*WRITTEN PROBLEM:*
Work out how many lines of the material below mention the word "recordar"; reply with the number only.

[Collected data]
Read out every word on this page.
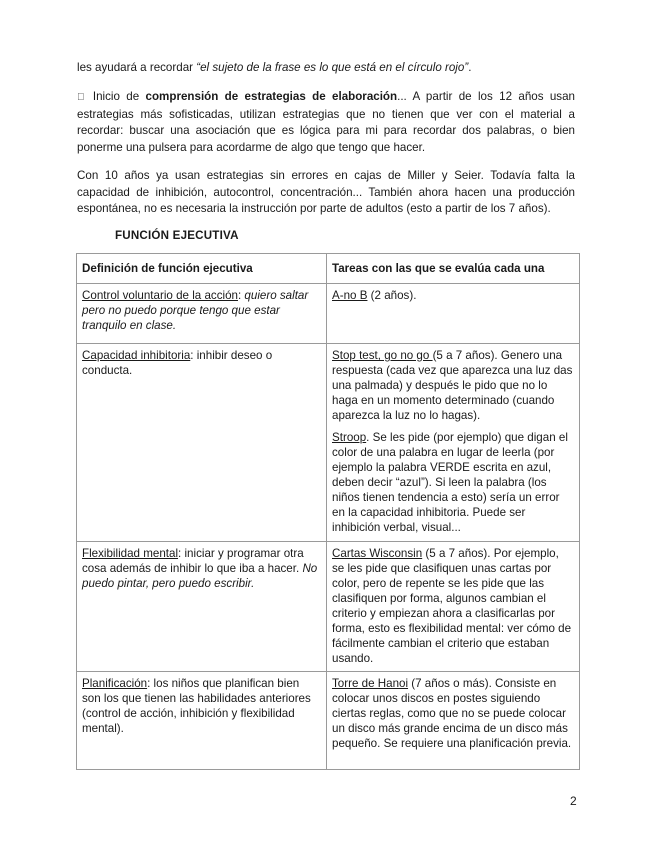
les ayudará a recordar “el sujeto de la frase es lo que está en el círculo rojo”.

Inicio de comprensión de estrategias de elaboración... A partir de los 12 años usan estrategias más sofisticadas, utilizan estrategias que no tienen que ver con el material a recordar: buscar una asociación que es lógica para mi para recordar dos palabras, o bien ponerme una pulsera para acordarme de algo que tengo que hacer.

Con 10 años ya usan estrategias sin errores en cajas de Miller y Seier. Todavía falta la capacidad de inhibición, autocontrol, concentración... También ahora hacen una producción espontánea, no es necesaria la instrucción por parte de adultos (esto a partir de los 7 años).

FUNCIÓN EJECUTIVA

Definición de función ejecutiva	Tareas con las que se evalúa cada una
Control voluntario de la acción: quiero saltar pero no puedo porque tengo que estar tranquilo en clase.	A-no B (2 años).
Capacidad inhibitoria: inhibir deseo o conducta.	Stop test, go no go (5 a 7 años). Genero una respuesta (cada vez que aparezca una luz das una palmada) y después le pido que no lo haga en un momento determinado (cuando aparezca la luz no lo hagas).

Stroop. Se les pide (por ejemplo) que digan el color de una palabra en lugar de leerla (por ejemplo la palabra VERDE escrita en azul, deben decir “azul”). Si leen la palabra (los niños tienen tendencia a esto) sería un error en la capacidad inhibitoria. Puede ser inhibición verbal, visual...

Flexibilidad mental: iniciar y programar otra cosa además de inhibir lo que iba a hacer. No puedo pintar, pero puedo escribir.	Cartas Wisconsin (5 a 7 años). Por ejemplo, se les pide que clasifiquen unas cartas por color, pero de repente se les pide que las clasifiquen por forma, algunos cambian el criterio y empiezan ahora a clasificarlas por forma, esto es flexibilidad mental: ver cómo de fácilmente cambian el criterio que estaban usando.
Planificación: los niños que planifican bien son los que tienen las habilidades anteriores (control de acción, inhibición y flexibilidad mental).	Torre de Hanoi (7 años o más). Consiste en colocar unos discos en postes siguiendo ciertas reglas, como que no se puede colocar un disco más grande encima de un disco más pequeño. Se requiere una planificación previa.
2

* * *

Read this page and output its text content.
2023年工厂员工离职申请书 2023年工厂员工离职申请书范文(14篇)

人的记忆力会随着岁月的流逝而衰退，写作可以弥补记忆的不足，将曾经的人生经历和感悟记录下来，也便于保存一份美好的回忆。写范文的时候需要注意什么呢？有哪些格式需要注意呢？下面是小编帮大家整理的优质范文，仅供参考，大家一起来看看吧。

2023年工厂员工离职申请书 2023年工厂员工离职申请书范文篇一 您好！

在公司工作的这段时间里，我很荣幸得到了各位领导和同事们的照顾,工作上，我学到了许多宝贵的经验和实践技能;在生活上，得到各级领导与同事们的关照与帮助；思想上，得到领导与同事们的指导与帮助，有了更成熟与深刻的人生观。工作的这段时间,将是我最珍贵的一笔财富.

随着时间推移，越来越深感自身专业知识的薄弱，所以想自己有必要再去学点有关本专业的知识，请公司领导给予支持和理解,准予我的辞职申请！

...

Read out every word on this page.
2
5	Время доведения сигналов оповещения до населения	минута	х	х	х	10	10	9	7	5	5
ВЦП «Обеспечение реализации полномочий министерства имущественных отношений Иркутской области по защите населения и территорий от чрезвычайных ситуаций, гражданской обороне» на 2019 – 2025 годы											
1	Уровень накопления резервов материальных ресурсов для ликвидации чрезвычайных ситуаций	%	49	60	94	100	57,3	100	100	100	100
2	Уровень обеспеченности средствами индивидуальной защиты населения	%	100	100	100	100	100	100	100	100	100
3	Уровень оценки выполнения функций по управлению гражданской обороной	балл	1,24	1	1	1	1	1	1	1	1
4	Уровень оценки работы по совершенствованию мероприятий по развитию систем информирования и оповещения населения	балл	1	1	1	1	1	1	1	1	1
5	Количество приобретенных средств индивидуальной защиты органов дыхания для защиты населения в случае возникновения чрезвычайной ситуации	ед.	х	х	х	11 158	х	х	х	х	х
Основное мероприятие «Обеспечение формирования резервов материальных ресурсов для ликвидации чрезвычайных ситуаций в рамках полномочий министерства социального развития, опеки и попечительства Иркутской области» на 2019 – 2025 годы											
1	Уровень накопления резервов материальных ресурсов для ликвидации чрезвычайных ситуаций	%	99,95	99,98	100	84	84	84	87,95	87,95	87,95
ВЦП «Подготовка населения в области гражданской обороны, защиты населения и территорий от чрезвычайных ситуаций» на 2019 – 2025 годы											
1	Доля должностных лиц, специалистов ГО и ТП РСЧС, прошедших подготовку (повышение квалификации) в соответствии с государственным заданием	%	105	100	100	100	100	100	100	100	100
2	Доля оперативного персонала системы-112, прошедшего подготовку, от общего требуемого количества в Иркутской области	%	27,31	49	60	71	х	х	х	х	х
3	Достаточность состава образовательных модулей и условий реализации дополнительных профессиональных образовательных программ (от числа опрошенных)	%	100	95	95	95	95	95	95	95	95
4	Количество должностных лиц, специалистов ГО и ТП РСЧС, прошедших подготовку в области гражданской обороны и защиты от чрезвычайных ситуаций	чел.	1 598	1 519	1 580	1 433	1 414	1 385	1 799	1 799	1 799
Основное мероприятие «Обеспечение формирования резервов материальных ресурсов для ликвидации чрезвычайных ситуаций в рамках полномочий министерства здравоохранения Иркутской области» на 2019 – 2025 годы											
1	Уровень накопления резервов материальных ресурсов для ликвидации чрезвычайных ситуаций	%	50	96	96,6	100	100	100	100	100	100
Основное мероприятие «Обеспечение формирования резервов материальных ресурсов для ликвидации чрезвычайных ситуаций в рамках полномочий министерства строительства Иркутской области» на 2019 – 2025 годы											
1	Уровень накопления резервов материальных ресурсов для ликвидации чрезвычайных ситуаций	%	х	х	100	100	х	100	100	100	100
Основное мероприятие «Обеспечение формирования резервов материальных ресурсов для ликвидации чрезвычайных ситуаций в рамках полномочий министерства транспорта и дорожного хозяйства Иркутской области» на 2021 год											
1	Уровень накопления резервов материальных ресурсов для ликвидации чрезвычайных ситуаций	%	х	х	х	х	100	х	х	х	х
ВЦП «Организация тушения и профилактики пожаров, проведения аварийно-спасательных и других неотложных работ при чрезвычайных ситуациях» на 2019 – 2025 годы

*REPLY:*
2